◆ REQUIRED WORK
Wherever the word "Cisco" appears in a line, extract that line.

==== TASK DATA ====

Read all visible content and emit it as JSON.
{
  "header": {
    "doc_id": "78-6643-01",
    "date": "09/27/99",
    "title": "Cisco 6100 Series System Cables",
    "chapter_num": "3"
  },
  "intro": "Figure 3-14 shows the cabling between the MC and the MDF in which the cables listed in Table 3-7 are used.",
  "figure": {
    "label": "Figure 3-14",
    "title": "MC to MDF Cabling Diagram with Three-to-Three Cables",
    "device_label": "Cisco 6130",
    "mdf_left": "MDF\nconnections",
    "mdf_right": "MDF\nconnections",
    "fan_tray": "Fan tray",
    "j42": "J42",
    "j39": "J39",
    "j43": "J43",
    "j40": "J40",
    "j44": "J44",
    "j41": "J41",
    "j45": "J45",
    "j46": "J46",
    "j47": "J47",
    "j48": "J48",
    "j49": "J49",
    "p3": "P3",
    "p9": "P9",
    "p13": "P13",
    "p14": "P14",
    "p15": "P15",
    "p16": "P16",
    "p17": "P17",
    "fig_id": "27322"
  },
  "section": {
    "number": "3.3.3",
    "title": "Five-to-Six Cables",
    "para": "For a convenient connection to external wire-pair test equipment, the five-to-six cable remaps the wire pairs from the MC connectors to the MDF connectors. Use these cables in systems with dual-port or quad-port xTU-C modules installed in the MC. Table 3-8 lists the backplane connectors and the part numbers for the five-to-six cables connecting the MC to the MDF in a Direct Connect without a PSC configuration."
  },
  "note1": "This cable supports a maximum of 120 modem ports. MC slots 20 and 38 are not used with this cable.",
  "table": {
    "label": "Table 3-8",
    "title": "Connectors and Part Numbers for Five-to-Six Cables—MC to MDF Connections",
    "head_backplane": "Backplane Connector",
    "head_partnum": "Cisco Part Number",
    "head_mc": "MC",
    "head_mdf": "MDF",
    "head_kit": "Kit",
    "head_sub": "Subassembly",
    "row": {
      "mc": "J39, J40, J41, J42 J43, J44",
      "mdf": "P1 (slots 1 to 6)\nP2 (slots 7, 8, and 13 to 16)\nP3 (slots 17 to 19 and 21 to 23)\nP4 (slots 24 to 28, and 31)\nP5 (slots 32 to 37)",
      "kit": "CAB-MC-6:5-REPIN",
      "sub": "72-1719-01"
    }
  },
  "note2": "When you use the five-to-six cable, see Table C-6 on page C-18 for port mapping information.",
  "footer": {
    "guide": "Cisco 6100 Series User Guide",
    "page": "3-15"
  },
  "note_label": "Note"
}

====

◆ CORRECT ANSWER
    "title": "Cisco 6100 Series System Cables",
    "device_label": "Cisco 6130",
    "head_partnum": "Cisco Part Number",
    "guide": "Cisco 6100 Series User Guide",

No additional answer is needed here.